## begin RECORDS SHOWN

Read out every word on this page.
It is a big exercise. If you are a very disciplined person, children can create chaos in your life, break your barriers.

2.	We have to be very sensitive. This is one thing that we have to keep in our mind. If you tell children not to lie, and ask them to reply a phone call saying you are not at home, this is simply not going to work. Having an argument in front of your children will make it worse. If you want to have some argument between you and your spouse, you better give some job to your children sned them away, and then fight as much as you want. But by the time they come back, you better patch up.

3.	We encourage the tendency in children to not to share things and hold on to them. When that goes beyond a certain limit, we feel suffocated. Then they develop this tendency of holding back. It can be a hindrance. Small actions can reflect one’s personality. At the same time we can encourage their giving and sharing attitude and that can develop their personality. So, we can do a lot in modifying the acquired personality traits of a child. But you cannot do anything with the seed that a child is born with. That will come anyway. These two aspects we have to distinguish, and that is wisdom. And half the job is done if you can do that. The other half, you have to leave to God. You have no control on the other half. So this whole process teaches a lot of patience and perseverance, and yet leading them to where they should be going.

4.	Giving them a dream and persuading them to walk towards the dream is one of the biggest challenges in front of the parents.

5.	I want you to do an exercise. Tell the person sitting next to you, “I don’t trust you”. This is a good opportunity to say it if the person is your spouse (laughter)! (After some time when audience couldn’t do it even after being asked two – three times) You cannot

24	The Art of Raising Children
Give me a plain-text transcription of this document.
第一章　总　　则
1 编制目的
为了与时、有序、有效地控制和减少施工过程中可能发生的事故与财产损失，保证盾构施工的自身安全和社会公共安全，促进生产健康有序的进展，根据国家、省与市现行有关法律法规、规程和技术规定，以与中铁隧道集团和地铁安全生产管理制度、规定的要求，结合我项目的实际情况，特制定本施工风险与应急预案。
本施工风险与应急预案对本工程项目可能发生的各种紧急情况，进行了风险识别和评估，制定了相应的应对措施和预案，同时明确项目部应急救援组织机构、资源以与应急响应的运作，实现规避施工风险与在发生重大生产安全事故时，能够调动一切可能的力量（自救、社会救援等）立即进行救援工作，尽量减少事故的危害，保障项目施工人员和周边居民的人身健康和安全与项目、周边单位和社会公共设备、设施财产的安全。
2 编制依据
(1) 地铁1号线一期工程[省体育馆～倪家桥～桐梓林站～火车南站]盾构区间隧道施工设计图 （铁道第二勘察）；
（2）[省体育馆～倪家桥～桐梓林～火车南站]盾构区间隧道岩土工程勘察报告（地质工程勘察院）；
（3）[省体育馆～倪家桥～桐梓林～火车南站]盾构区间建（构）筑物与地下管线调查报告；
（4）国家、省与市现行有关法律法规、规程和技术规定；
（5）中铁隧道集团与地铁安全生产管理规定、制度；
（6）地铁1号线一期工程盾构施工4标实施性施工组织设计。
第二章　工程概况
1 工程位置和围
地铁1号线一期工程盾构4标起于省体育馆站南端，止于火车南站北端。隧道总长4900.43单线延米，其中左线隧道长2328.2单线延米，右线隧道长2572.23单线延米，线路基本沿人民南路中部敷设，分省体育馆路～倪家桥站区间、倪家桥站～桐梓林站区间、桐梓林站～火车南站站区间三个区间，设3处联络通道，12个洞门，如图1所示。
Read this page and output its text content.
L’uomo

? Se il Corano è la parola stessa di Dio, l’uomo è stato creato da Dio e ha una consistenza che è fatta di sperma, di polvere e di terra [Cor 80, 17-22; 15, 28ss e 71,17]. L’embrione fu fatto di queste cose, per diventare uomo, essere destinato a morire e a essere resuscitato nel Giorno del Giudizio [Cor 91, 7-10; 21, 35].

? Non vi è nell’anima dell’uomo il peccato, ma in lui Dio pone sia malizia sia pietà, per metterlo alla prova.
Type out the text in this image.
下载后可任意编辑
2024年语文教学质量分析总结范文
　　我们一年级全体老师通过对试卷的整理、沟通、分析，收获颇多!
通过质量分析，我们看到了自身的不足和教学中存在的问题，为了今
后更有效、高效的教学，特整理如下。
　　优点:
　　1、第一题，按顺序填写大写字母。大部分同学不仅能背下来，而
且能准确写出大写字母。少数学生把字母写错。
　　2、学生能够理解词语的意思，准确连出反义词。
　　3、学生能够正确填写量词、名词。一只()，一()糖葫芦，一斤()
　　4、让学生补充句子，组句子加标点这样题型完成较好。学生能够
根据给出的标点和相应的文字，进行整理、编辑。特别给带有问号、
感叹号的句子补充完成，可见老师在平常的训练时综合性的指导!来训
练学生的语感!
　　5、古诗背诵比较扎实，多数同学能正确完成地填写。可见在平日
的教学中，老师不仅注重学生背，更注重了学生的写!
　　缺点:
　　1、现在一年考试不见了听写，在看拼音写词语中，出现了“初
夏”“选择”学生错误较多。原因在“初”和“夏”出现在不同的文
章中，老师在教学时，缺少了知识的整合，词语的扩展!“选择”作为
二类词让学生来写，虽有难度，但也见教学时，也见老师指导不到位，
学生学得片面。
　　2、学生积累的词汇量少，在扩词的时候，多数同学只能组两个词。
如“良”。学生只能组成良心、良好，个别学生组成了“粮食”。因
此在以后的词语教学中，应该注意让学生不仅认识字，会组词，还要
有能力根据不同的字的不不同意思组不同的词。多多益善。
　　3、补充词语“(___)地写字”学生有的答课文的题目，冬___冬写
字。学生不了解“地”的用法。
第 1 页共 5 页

## end RECORDS SHOWN

## [WORK INSTRUCTIONS]
Write out the listing once more, matching it exactly.

## [WORKED SOLUTION]
Read out every word on this page.
It is a big exercise. If you are a very disciplined person, children can create chaos in your life, break your barriers.

2.	We have to be very sensitive. This is one thing that we have to keep in our mind. If you tell children not to lie, and ask them to reply a phone call saying you are not at home, this is simply not going to work. Having an argument in front of your children will make it worse. If you want to have some argument between you and your spouse, you better give some job to your children sned them away, and then fight as much as you want. But by the time they come back, you better patch up.

3.	We encourage the tendency in children to not to share things and hold on to them. When that goes beyond a certain limit, we feel suffocated. Then they develop this tendency of holding back. It can be a hindrance. Small actions can reflect one’s personality. At the same time we can encourage their giving and sharing attitude and that can develop their personality. So, we can do a lot in modifying the acquired personality traits of a child. But you cannot do anything with the seed that a child is born with. That will come anyway. These two aspects we have to distinguish, and that is wisdom. And half the job is done if you can do that. The other half, you have to leave to God. You have no control on the other half. So this whole process teaches a lot of patience and perseverance, and yet leading them to where they should be going.

4.	Giving them a dream and persuading them to walk towards the dream is one of the biggest challenges in front of the parents.

5.	I want you to do an exercise. Tell the person sitting next to you, “I don’t trust you”. This is a good opportunity to say it if the person is your spouse (laughter)! (After some time when audience couldn’t do it even after being asked two – three times) You cannot

24	The Art of Raising Children
Give me a plain-text transcription of this document.
第一章　总　　则
1 编制目的
为了与时、有序、有效地控制和减少施工过程中可能发生的事故与财产损失，保证盾构施工的自身安全和社会公共安全，促进生产健康有序的进展，根据国家、省与市现行有关法律法规、规程和技术规定，以与中铁隧道集团和地铁安全生产管理制度、规定的要求，结合我项目的实际情况，特制定本施工风险与应急预案。
本施工风险与应急预案对本工程项目可能发生的各种紧急情况，进行了风险识别和评估，制定了相应的应对措施和预案，同时明确项目部应急救援组织机构、资源以与应急响应的运作，实现规避施工风险与在发生重大生产安全事故时，能够调动一切可能的力量（自救、社会救援等）立即进行救援工作，尽量减少事故的危害，保障项目施工人员和周边居民的人身健康和安全与项目、周边单位和社会公共设备、设施财产的安全。
2 编制依据
(1) 地铁1号线一期工程[省体育馆～倪家桥～桐梓林站～火车南站]盾构区间隧道施工设计图 （铁道第二勘察）；
（2）[省体育馆～倪家桥～桐梓林～火车南站]盾构区间隧道岩土工程勘察报告（地质工程勘察院）；
（3）[省体育馆～倪家桥～桐梓林～火车南站]盾构区间建（构）筑物与地下管线调查报告；
（4）国家、省与市现行有关法律法规、规程和技术规定；
（5）中铁隧道集团与地铁安全生产管理规定、制度；
（6）地铁1号线一期工程盾构施工4标实施性施工组织设计。
第二章　工程概况
1 工程位置和围
地铁1号线一期工程盾构4标起于省体育馆站南端，止于火车南站北端。隧道总长4900.43单线延米，其中左线隧道长2328.2单线延米，右线隧道长2572.23单线延米，线路基本沿人民南路中部敷设，分省体育馆路～倪家桥站区间、倪家桥站～桐梓林站区间、桐梓林站～火车南站站区间三个区间，设3处联络通道，12个洞门，如图1所示。
Read this page and output its text content.
L’uomo

? Se il Corano è la parola stessa di Dio, l’uomo è stato creato da Dio e ha una consistenza che è fatta di sperma, di polvere e di terra [Cor 80, 17-22; 15, 28ss e 71,17]. L’embrione fu fatto di queste cose, per diventare uomo, essere destinato a morire e a essere resuscitato nel Giorno del Giudizio [Cor 91, 7-10; 21, 35].

? Non vi è nell’anima dell’uomo il peccato, ma in lui Dio pone sia malizia sia pietà, per metterlo alla prova.
Type out the text in this image.
下载后可任意编辑
2024年语文教学质量分析总结范文
　　我们一年级全体老师通过对试卷的整理、沟通、分析，收获颇多!
通过质量分析，我们看到了自身的不足和教学中存在的问题，为了今
后更有效、高效的教学，特整理如下。
　　优点:
　　1、第一题，按顺序填写大写字母。大部分同学不仅能背下来，而
且能准确写出大写字母。少数学生把字母写错。
　　2、学生能够理解词语的意思，准确连出反义词。
　　3、学生能够正确填写量词、名词。一只()，一()糖葫芦，一斤()
　　4、让学生补充句子，组句子加标点这样题型完成较好。学生能够
根据给出的标点和相应的文字，进行整理、编辑。特别给带有问号、
感叹号的句子补充完成，可见老师在平常的训练时综合性的指导!来训
练学生的语感!
　　5、古诗背诵比较扎实，多数同学能正确完成地填写。可见在平日
的教学中，老师不仅注重学生背，更注重了学生的写!
　　缺点:
　　1、现在一年考试不见了听写，在看拼音写词语中，出现了“初
夏”“选择”学生错误较多。原因在“初”和“夏”出现在不同的文
章中，老师在教学时，缺少了知识的整合，词语的扩展!“选择”作为
二类词让学生来写，虽有难度，但也见教学时，也见老师指导不到位，
学生学得片面。
　　2、学生积累的词汇量少，在扩词的时候，多数同学只能组两个词。
如“良”。学生只能组成良心、良好，个别学生组成了“粮食”。因
此在以后的词语教学中，应该注意让学生不仅认识字，会组词，还要
有能力根据不同的字的不不同意思组不同的词。多多益善。
　　3、补充词语“(___)地写字”学生有的答课文的题目，冬___冬写
字。学生不了解“地”的用法。
第 1 页共 5 页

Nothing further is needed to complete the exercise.